## Material
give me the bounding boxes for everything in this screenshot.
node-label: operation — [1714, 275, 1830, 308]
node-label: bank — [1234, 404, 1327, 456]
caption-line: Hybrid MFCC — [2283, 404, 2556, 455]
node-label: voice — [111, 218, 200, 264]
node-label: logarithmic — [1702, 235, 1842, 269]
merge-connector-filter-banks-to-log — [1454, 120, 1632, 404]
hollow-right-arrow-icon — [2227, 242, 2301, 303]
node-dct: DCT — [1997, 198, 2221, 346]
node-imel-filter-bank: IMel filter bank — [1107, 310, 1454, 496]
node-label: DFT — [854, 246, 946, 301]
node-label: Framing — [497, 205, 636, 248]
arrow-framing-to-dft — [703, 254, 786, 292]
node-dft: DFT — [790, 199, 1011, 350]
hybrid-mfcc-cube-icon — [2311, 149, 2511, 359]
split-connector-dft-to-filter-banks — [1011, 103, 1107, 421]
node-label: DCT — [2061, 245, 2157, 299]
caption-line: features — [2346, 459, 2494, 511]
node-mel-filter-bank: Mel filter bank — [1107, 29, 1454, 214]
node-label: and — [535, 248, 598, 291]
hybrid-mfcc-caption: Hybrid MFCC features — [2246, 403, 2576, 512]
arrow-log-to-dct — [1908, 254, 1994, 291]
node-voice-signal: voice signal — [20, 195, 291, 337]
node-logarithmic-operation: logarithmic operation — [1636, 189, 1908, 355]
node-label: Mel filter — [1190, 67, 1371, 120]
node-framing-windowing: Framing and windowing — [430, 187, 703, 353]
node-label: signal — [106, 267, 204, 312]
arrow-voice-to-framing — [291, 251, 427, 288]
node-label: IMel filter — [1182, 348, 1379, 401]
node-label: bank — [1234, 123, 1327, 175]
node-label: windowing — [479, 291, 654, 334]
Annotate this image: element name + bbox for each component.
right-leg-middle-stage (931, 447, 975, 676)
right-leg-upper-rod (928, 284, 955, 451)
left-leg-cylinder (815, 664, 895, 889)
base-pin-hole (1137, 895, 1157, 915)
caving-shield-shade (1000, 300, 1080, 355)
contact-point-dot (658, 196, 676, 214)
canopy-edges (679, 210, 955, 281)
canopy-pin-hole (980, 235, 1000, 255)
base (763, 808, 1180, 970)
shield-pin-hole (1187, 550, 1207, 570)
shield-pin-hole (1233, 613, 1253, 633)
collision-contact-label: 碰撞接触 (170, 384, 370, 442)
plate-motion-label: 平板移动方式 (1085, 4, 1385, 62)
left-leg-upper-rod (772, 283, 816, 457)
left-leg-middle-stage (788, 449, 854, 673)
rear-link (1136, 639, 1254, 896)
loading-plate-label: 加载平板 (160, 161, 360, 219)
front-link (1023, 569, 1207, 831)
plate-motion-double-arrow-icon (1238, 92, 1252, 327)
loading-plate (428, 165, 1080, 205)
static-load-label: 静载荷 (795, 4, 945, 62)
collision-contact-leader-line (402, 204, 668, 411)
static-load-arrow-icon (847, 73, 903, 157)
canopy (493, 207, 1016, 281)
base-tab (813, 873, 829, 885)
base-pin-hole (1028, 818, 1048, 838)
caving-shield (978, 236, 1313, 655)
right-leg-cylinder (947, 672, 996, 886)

## The request
Count the lines in the entries above that contain the string "right", matching case exactly. Give only the number.

## Result below
4